* **Brief**: Pull out every line of the listing below where "count" appears.

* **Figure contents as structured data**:
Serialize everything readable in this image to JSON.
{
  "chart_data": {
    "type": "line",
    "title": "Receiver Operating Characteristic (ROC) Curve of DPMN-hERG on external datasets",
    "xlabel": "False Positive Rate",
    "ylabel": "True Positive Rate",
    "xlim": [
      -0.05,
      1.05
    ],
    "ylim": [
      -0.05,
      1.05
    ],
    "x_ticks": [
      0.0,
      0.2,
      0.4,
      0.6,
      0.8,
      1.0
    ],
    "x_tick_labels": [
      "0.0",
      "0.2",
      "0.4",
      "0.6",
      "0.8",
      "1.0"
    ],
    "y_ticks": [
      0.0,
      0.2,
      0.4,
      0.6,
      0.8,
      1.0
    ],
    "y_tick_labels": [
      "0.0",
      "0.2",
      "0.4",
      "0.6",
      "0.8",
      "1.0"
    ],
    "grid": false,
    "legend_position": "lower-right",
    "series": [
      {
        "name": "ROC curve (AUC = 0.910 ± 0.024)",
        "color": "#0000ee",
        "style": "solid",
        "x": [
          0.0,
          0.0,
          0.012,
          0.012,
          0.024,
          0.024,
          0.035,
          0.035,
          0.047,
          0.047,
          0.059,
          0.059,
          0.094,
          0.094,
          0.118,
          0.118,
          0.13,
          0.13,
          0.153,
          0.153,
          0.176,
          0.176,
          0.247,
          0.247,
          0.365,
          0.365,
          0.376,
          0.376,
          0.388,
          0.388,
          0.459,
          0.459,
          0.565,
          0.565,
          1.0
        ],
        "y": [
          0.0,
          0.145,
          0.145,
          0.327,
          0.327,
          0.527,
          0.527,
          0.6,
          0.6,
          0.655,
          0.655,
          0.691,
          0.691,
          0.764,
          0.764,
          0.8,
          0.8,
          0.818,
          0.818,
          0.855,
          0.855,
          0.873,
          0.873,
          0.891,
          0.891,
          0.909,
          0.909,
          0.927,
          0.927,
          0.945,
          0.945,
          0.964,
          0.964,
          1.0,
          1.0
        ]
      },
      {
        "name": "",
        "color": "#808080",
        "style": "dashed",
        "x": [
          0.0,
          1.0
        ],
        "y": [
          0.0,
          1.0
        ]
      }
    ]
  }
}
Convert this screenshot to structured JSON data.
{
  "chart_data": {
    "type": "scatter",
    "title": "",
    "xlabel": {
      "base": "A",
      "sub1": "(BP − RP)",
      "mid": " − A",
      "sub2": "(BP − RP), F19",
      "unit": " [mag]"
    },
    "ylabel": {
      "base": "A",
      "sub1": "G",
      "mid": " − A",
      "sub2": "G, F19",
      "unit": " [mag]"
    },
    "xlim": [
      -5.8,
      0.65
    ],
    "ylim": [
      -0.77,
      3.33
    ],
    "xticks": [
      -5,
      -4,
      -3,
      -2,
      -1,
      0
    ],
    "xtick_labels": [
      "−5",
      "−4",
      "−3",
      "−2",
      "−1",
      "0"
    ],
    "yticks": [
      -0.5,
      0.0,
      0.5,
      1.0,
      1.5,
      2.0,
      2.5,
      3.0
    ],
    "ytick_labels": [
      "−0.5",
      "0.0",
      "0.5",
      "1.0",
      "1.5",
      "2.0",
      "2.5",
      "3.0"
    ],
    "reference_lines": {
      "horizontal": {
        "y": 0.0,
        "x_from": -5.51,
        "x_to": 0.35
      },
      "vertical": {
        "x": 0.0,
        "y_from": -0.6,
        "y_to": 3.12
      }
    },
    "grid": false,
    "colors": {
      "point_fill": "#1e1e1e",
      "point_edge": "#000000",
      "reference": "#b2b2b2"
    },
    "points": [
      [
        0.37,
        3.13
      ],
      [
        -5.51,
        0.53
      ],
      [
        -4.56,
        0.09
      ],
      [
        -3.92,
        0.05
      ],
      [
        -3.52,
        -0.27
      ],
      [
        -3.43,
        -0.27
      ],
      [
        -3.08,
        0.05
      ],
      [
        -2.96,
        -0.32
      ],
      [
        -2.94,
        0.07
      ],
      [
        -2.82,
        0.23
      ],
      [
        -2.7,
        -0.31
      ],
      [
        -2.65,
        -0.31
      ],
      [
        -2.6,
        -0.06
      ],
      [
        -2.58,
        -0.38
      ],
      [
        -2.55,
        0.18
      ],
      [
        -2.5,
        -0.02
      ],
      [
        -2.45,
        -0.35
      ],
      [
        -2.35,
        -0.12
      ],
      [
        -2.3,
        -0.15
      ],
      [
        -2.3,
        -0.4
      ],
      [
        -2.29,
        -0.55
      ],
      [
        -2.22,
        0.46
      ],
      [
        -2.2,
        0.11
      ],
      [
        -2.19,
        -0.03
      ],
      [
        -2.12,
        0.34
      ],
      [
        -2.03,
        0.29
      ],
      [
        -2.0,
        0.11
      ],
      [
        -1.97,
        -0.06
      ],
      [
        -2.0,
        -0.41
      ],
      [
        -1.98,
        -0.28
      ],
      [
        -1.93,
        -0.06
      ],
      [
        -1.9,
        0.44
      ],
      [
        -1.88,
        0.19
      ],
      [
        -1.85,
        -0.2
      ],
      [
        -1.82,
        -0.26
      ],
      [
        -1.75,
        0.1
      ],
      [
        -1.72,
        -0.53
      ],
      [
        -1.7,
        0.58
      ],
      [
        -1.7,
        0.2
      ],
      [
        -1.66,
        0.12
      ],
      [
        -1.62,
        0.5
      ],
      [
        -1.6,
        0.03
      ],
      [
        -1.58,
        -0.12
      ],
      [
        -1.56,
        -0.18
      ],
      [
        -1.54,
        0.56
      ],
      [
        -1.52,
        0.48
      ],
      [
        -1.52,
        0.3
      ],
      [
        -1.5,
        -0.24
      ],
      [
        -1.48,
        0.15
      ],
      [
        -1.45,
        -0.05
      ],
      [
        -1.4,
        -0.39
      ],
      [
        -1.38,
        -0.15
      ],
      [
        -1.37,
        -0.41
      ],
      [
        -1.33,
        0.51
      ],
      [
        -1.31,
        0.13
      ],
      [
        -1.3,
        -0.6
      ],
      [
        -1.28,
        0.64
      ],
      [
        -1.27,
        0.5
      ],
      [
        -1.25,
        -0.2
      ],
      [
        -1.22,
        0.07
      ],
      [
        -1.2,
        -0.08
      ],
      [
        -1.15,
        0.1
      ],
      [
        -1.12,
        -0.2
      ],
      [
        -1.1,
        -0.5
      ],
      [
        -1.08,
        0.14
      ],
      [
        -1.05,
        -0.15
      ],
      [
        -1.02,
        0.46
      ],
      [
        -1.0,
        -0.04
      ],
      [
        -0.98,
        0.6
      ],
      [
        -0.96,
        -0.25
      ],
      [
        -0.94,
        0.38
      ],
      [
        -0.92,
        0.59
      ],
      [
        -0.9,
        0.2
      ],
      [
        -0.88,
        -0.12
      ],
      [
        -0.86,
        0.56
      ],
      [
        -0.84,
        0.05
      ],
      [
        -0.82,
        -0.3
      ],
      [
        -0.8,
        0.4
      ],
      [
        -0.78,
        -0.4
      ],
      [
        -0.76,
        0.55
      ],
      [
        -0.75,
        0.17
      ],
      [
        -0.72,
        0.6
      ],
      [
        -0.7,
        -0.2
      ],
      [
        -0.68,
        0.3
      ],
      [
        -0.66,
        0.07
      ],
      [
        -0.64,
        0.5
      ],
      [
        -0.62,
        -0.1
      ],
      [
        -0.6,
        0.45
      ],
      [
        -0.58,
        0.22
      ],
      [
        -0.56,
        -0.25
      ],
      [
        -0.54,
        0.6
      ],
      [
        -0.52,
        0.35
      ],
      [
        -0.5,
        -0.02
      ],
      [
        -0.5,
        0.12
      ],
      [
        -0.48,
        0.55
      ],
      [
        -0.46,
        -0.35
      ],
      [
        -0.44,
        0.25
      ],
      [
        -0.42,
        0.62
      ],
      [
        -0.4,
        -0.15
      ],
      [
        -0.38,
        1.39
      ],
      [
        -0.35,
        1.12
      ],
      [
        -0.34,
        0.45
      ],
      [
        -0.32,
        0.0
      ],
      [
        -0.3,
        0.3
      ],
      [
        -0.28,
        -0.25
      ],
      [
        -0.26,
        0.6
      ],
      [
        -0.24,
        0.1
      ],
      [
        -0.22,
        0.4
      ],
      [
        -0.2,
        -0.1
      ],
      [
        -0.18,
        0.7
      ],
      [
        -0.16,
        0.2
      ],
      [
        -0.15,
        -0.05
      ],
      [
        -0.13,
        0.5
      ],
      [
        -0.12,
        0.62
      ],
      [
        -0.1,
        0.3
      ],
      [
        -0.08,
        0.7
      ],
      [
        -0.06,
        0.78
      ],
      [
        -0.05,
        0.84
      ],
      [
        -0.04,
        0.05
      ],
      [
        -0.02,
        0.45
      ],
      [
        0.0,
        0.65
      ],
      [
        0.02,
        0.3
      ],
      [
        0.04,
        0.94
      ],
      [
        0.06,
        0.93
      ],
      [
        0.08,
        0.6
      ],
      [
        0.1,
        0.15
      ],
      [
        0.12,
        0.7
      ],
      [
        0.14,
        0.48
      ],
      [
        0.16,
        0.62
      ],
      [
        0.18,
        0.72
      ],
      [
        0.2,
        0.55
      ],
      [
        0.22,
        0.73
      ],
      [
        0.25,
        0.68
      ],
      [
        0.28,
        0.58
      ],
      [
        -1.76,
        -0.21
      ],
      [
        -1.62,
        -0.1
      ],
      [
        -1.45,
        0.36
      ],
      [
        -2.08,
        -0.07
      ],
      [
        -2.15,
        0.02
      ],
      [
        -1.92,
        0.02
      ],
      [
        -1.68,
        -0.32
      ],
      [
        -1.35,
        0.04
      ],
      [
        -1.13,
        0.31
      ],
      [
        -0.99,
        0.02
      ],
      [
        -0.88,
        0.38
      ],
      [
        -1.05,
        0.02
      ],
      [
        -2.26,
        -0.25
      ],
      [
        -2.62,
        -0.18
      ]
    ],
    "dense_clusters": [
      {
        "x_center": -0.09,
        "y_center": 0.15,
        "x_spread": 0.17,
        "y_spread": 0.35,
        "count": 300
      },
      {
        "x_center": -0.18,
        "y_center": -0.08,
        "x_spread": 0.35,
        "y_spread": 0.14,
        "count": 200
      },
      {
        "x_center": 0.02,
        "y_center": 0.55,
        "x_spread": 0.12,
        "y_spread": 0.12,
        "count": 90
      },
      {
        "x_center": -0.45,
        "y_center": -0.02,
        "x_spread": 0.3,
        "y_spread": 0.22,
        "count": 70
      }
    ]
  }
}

* **Task response**:
        "count": 300
        "count": 200
        "count": 90
        "count": 70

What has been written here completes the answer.